### Request
Copy every line of the items that follow, character for character, with no changes.

(Spatial annotation entries)
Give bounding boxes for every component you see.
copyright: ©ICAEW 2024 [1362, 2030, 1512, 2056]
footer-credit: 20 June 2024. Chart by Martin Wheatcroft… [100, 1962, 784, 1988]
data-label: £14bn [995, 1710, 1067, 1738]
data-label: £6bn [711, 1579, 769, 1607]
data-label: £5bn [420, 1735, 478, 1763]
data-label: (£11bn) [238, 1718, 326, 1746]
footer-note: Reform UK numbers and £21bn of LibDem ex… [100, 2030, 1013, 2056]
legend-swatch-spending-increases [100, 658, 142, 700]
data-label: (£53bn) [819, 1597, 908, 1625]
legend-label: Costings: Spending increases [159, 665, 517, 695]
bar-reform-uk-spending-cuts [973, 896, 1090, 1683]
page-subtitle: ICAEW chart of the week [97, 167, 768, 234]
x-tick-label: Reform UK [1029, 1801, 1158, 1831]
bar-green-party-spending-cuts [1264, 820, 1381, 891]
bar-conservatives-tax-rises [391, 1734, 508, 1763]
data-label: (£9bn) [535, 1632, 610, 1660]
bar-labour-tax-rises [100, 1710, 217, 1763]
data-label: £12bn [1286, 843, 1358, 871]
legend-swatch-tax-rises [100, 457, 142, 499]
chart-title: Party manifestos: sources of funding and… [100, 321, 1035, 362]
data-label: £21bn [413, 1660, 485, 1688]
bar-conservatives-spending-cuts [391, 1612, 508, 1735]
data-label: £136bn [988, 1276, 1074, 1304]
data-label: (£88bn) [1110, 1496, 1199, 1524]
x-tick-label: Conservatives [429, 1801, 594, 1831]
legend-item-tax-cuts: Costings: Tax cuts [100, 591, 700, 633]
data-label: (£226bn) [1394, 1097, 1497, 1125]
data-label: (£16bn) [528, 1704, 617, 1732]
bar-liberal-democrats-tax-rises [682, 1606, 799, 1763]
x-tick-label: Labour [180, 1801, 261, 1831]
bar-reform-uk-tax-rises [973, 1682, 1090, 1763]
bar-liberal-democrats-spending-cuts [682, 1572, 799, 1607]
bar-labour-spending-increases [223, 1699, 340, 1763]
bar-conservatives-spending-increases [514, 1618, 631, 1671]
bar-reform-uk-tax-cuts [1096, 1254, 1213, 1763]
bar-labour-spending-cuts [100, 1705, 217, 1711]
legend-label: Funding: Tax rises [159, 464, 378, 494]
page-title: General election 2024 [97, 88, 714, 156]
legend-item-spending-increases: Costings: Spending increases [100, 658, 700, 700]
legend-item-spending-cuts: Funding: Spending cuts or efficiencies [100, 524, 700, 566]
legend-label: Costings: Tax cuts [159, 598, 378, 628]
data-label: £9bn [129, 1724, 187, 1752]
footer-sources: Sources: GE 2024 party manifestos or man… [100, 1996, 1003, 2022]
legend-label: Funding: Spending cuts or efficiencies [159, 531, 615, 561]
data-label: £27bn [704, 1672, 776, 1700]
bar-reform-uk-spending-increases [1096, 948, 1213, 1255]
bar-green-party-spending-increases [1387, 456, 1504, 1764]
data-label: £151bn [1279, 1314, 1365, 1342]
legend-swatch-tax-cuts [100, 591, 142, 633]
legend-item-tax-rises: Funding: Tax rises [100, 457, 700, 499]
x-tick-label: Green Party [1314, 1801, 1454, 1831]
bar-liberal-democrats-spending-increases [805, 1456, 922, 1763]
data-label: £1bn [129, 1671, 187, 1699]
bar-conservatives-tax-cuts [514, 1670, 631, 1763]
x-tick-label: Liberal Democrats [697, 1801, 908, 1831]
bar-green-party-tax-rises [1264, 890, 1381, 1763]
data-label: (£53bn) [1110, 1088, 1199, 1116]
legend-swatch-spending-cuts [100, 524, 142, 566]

### Final answer
Give bounding boxes for every component you see.
copyright: ©ICAEW 2024 [1362, 2030, 1512, 2056]
footer-credit: 20 June 2024. Chart by Martin Wheatcroft… [100, 1962, 784, 1988]
data-label: £14bn [995, 1710, 1067, 1738]
data-label: £6bn [711, 1579, 769, 1607]
data-label: £5bn [420, 1735, 478, 1763]
data-label: (£11bn) [238, 1718, 326, 1746]
footer-note: Reform UK numbers and £21bn of LibDem ex… [100, 2030, 1013, 2056]
legend-swatch-spending-increases [100, 658, 142, 700]
data-label: (£53bn) [819, 1597, 908, 1625]
legend-label: Costings: Spending increases [159, 665, 517, 695]
bar-reform-uk-spending-cuts [973, 896, 1090, 1683]
page-subtitle: ICAEW chart of the week [97, 167, 768, 234]
x-tick-label: Reform UK [1029, 1801, 1158, 1831]
bar-green-party-spending-cuts [1264, 820, 1381, 891]
bar-conservatives-tax-rises [391, 1734, 508, 1763]
data-label: (£9bn) [535, 1632, 610, 1660]
bar-labour-tax-rises [100, 1710, 217, 1763]
data-label: £12bn [1286, 843, 1358, 871]
legend-swatch-tax-rises [100, 457, 142, 499]
chart-title: Party manifestos: sources of funding and… [100, 321, 1035, 362]
data-label: £21bn [413, 1660, 485, 1688]
bar-conservatives-spending-cuts [391, 1612, 508, 1735]
data-label: £136bn [988, 1276, 1074, 1304]
data-label: (£88bn) [1110, 1496, 1199, 1524]
x-tick-label: Conservatives [429, 1801, 594, 1831]
legend-item-tax-cuts: Costings: Tax cuts [100, 591, 700, 633]
data-label: (£226bn) [1394, 1097, 1497, 1125]
data-label: (£16bn) [528, 1704, 617, 1732]
bar-liberal-democrats-tax-rises [682, 1606, 799, 1763]
x-tick-label: Labour [180, 1801, 261, 1831]
bar-reform-uk-tax-rises [973, 1682, 1090, 1763]
bar-liberal-democrats-spending-cuts [682, 1572, 799, 1607]
bar-labour-spending-increases [223, 1699, 340, 1763]
bar-conservatives-spending-increases [514, 1618, 631, 1671]
bar-reform-uk-tax-cuts [1096, 1254, 1213, 1763]
bar-labour-spending-cuts [100, 1705, 217, 1711]
legend-label: Funding: Tax rises [159, 464, 378, 494]
page-title: General election 2024 [97, 88, 714, 156]
legend-item-spending-increases: Costings: Spending increases [100, 658, 700, 700]
legend-item-spending-cuts: Funding: Spending cuts or efficiencies [100, 524, 700, 566]
legend-label: Costings: Tax cuts [159, 598, 378, 628]
data-label: £9bn [129, 1724, 187, 1752]
footer-sources: Sources: GE 2024 party manifestos or man… [100, 1996, 1003, 2022]
legend-label: Funding: Spending cuts or efficiencies [159, 531, 615, 561]
data-label: £27bn [704, 1672, 776, 1700]
bar-reform-uk-spending-increases [1096, 948, 1213, 1255]
bar-green-party-spending-increases [1387, 456, 1504, 1764]
data-label: £151bn [1279, 1314, 1365, 1342]
legend-swatch-tax-cuts [100, 591, 142, 633]
legend-item-tax-rises: Funding: Tax rises [100, 457, 700, 499]
x-tick-label: Green Party [1314, 1801, 1454, 1831]
bar-liberal-democrats-spending-increases [805, 1456, 922, 1763]
data-label: £1bn [129, 1671, 187, 1699]
bar-conservatives-tax-cuts [514, 1670, 631, 1763]
x-tick-label: Liberal Democrats [697, 1801, 908, 1831]
bar-green-party-tax-rises [1264, 890, 1381, 1763]
data-label: (£53bn) [1110, 1088, 1199, 1116]
legend-swatch-spending-cuts [100, 524, 142, 566]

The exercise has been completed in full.